Ещё одна перспективная тема для воплощения социальной антиутопии в реальности – это ресурсно-экологическая проблема. Здесь классической точкой отсчёта является уже не роман, а научная футурология: первый доклад Римскому клубу «Пределы роста». В другом примере научной футурологии такого рода экологическая тематика соединяется всё с тем же неомальтузианством – это «Трагедия общин» Гарретта Хардина (Garrett Hardin, The Tragedy of the Commons). Но если говорить о самых ярких образах в сфере экологической антиутопии на сегодня – то это отнюдь не романы и учёные трактаты, а простые речи девушки-подростка. Грета Тунберг сделала для импринтинга в глобальном общественном подсознании ужасов «мира без экологии» столько, сколько не сделали все романисты, вместе взятые. Коммуникативная революция XXI века здесь проявилась максимально наглядно.

──────────────────────────────

Что нужно сделать: Перепишите, пожалуйста, фрагмент об экологической антиутопии целиком, не меняя в нём ни слова. Строки взяты из другого источника.

──────────────────────────────

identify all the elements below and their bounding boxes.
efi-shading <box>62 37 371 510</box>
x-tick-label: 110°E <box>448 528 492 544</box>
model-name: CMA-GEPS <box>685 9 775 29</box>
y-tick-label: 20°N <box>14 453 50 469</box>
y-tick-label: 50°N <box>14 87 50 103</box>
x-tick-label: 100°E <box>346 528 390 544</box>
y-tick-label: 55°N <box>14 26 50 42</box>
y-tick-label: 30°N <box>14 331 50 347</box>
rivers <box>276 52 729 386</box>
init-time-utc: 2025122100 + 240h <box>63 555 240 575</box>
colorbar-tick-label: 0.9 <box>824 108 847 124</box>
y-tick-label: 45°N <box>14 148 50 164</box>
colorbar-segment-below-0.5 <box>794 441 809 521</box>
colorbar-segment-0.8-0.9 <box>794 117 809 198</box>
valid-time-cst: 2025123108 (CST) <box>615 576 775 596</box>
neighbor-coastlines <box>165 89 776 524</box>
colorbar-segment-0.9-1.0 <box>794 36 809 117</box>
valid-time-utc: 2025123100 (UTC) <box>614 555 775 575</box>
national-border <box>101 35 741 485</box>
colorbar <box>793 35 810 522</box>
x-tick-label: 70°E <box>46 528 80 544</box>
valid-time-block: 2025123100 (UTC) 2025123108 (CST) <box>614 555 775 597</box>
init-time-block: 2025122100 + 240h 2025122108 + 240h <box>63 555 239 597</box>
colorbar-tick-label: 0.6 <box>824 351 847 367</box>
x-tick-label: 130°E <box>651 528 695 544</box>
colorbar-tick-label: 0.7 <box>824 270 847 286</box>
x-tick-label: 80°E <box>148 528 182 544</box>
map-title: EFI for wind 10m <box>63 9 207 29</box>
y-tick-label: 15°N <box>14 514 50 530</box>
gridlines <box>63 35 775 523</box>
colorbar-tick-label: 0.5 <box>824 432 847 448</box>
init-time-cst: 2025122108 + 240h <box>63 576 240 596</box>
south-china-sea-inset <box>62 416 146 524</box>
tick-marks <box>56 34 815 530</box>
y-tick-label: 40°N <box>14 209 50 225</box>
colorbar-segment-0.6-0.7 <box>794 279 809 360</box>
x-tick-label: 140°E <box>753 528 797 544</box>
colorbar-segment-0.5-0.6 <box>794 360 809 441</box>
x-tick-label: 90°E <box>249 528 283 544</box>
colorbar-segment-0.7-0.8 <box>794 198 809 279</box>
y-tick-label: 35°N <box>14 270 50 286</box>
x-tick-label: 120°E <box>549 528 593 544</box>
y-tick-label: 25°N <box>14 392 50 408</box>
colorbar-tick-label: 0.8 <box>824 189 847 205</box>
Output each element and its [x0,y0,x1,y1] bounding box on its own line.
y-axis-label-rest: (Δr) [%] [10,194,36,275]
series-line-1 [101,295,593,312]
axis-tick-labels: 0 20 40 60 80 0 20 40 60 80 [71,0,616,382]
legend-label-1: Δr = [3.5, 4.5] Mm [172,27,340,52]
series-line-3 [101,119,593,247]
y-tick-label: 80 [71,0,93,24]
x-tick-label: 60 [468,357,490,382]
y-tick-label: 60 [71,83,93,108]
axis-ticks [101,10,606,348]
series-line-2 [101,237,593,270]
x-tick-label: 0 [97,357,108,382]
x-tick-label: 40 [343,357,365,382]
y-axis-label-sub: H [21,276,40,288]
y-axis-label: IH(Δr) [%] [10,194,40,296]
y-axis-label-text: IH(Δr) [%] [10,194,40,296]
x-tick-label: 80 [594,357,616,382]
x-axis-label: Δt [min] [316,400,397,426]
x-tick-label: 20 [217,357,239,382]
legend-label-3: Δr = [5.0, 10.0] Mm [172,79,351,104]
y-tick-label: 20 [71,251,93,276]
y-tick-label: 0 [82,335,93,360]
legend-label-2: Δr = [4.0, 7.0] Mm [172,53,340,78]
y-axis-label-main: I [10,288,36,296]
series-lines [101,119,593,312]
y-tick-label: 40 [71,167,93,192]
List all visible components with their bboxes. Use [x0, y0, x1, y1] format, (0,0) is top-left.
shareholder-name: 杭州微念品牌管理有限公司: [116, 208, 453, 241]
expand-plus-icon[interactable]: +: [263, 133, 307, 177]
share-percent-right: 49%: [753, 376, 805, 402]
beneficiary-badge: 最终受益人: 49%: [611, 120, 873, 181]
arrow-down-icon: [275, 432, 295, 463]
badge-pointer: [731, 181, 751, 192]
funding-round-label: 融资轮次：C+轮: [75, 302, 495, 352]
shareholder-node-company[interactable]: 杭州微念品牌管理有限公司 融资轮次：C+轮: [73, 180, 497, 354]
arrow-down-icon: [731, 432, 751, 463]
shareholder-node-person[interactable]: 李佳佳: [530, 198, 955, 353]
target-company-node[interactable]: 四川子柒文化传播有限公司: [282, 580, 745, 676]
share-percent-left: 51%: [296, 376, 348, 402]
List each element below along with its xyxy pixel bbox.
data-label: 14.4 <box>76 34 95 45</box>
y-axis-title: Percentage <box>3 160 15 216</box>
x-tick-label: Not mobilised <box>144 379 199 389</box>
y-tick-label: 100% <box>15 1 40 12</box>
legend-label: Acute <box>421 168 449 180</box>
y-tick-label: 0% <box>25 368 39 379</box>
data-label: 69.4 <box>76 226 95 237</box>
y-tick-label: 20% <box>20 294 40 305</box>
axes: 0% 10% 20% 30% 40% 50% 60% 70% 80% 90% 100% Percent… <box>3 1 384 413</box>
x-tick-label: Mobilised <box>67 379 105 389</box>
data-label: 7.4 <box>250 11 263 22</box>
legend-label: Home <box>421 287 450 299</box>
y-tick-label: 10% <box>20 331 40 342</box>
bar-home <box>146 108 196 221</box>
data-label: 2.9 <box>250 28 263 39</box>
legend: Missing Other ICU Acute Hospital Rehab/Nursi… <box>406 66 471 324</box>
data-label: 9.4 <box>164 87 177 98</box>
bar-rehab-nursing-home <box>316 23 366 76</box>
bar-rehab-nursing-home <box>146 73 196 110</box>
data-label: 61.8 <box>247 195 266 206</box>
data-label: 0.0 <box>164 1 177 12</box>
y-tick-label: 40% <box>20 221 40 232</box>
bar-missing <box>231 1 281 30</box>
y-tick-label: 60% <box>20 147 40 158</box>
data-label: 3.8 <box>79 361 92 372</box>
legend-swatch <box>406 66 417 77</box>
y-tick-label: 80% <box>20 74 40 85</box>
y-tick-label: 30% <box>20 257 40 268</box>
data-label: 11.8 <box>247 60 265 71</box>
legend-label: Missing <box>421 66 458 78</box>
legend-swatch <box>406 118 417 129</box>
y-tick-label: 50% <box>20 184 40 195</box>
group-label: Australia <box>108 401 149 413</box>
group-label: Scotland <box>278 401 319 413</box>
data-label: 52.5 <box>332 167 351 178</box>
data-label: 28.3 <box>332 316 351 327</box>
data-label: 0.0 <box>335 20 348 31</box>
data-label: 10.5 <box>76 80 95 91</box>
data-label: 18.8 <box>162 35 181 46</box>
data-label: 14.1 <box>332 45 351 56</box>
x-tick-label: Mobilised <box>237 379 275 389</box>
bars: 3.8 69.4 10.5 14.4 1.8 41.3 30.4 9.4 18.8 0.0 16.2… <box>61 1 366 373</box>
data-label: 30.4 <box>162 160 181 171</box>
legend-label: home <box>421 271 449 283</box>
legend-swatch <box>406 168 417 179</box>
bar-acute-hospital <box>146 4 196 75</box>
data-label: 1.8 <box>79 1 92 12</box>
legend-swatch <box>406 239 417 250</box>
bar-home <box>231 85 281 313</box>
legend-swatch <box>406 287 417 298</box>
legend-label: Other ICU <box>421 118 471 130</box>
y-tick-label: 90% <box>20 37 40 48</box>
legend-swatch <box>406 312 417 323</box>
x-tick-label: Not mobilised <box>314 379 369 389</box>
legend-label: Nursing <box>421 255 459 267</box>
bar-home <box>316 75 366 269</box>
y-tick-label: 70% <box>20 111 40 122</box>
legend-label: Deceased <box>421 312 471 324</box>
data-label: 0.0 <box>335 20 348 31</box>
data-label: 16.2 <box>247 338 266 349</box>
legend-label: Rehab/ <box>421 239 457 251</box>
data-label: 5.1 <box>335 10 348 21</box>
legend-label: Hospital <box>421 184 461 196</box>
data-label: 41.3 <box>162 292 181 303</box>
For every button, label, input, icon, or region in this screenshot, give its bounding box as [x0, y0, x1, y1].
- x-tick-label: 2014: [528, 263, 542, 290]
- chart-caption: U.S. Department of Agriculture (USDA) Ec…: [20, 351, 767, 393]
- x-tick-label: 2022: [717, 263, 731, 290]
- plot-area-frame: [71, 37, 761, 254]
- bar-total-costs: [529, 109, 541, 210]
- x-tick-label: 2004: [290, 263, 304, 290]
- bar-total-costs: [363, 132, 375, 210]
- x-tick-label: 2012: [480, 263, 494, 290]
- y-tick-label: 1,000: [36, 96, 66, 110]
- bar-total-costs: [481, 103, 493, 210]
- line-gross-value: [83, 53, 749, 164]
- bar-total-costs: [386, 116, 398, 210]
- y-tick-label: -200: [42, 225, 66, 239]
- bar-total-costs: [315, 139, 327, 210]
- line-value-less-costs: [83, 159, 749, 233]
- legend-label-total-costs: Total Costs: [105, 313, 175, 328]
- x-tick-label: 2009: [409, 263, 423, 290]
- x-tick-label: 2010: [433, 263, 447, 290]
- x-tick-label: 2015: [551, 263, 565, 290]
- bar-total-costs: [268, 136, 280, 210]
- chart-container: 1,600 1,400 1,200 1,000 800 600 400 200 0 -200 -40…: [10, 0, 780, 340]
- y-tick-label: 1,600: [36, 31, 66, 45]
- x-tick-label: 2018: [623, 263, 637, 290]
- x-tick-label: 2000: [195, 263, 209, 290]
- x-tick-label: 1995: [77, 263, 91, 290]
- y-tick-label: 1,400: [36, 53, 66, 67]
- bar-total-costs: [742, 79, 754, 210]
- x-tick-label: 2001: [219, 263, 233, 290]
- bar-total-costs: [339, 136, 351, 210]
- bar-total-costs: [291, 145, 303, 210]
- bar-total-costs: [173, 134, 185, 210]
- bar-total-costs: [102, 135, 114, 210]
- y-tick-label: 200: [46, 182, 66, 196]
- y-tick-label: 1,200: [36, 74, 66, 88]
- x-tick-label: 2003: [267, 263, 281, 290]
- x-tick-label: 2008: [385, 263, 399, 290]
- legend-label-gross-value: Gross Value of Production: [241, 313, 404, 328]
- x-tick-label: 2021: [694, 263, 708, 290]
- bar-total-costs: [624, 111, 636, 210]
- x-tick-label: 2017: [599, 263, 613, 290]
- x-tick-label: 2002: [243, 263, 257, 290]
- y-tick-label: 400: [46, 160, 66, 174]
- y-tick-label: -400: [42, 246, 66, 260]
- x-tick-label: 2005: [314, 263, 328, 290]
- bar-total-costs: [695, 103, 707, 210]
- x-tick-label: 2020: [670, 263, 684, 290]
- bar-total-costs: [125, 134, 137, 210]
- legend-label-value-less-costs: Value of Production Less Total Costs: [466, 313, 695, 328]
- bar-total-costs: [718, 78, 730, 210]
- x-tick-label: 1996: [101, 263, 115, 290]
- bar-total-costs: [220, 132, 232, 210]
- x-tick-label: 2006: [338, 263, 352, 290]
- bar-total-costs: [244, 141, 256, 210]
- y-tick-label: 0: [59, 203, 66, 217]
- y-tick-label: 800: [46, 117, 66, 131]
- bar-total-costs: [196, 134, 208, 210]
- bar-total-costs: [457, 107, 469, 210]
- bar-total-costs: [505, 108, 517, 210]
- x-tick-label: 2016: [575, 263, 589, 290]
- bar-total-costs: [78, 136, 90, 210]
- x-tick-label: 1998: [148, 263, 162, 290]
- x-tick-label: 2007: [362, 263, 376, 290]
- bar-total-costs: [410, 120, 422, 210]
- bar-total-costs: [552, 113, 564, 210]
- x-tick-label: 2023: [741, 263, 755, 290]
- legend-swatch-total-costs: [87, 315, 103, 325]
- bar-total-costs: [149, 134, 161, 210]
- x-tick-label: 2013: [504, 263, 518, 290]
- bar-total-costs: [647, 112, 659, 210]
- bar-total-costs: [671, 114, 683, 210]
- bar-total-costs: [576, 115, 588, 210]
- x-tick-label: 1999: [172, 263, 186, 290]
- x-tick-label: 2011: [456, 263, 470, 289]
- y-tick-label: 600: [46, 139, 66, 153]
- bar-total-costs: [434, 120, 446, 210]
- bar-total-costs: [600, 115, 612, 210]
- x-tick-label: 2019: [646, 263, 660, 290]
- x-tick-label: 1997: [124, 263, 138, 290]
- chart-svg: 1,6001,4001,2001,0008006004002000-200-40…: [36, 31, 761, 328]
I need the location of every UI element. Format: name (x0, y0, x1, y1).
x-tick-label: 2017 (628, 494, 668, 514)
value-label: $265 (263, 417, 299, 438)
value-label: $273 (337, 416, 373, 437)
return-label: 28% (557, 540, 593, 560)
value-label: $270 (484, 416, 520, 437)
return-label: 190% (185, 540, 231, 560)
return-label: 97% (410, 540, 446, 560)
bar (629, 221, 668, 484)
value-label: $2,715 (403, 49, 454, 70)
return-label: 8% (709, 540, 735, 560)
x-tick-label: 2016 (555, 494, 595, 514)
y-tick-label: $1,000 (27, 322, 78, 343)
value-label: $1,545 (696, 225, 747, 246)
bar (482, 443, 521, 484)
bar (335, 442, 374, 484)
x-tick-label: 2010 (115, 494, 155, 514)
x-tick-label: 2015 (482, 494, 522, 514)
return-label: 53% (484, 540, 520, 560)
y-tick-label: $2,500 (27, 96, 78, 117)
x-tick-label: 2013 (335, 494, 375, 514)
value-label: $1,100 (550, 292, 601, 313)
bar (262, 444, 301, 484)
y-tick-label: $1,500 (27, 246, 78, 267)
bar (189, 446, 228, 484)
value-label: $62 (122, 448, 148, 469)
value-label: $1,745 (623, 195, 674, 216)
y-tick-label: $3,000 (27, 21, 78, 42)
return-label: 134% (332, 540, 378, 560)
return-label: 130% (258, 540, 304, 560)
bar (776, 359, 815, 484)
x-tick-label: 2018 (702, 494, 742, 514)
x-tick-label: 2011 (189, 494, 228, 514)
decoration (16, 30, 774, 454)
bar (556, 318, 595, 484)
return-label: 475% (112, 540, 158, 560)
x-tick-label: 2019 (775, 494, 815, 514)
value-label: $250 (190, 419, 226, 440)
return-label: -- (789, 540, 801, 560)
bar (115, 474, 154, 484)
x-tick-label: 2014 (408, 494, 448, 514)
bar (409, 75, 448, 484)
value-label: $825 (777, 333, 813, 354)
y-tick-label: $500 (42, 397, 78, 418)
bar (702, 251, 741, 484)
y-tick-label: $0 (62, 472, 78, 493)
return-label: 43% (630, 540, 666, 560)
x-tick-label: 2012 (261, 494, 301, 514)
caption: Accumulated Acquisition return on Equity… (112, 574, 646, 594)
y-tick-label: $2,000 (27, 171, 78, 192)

──────────────────────────────

Решение задания:
Ещё одна перспективная тема для воплощения социальной антиутопии в реальности – это ресурсно-экологическая проблема. Здесь классической точкой отсчёта является уже не роман, а научная футурология: первый доклад Римскому клубу «Пределы роста». В другом примере научной футурологии такого рода экологическая тематика соединяется всё с тем же неомальтузианством – это «Трагедия общин» Гарретта Хардина (Garrett Hardin, The Tragedy of the Commons). Но если говорить о самых ярких образах в сфере экологической антиутопии на сегодня – то это отнюдь не романы и учёные трактаты, а простые речи девушки-подростка. Грета Тунберг сделала для импринтинга в глобальном общественном подсознании ужасов «мира без экологии» столько, сколько не сделали все романисты, вместе взятые. Коммуникативная революция XXI века здесь проявилась максимально наглядно.